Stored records
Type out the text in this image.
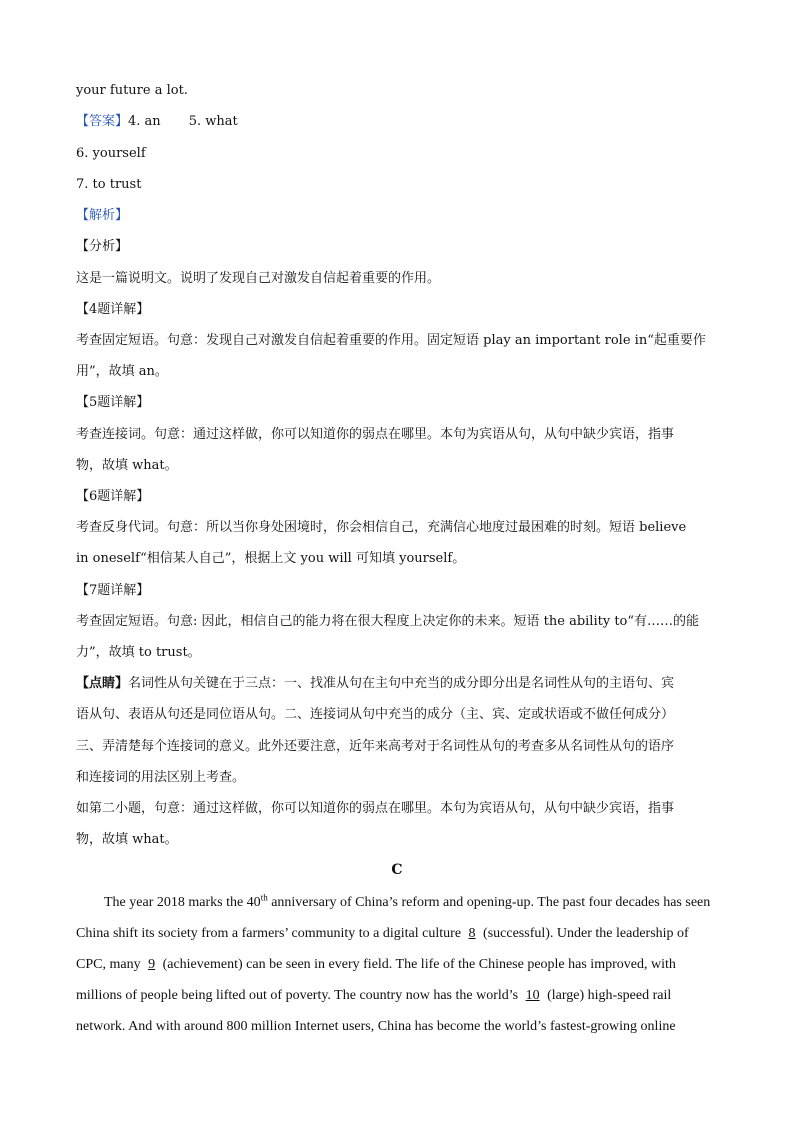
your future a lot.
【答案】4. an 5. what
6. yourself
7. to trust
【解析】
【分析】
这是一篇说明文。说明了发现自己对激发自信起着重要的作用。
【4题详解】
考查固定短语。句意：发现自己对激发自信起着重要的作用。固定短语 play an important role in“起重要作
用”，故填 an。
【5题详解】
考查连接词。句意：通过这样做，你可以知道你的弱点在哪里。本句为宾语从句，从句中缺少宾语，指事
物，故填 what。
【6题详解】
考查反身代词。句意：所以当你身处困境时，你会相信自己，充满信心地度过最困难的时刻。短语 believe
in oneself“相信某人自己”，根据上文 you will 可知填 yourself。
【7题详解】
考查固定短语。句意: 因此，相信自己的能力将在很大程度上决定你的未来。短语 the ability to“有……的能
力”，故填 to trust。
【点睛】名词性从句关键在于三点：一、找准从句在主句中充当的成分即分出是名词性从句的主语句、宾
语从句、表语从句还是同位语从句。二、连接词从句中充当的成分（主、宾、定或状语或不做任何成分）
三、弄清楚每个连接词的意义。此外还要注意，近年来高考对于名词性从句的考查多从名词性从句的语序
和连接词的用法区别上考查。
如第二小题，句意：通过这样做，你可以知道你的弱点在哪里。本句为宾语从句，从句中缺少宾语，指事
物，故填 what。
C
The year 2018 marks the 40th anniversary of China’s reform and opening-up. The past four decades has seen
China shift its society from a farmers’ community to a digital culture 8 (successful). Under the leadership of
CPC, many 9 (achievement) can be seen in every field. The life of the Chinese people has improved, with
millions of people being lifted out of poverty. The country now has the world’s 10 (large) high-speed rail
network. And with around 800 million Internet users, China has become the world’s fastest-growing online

Task brief:
Quote every record above exactly, leaving out any pictures.

Result below:
Type out the text in this image.
your future a lot.
【答案】4. an 5. what
6. yourself
7. to trust
【解析】
【分析】
这是一篇说明文。说明了发现自己对激发自信起着重要的作用。
【4题详解】
考查固定短语。句意：发现自己对激发自信起着重要的作用。固定短语 play an important role in“起重要作
用”，故填 an。
【5题详解】
考查连接词。句意：通过这样做，你可以知道你的弱点在哪里。本句为宾语从句，从句中缺少宾语，指事
物，故填 what。
【6题详解】
考查反身代词。句意：所以当你身处困境时，你会相信自己，充满信心地度过最困难的时刻。短语 believe
in oneself“相信某人自己”，根据上文 you will 可知填 yourself。
【7题详解】
考查固定短语。句意: 因此，相信自己的能力将在很大程度上决定你的未来。短语 the ability to“有……的能
力”，故填 to trust。
【点睛】名词性从句关键在于三点：一、找准从句在主句中充当的成分即分出是名词性从句的主语句、宾
语从句、表语从句还是同位语从句。二、连接词从句中充当的成分（主、宾、定或状语或不做任何成分）
三、弄清楚每个连接词的意义。此外还要注意，近年来高考对于名词性从句的考查多从名词性从句的语序
和连接词的用法区别上考查。
如第二小题，句意：通过这样做，你可以知道你的弱点在哪里。本句为宾语从句，从句中缺少宾语，指事
物，故填 what。
C
The year 2018 marks the 40th anniversary of China’s reform and opening-up. The past four decades has seen
China shift its society from a farmers’ community to a digital culture 8 (successful). Under the leadership of
CPC, many 9 (achievement) can be seen in every field. The life of the Chinese people has improved, with
millions of people being lifted out of poverty. The country now has the world’s 10 (large) high-speed rail
network. And with around 800 million Internet users, China has become the world’s fastest-growing online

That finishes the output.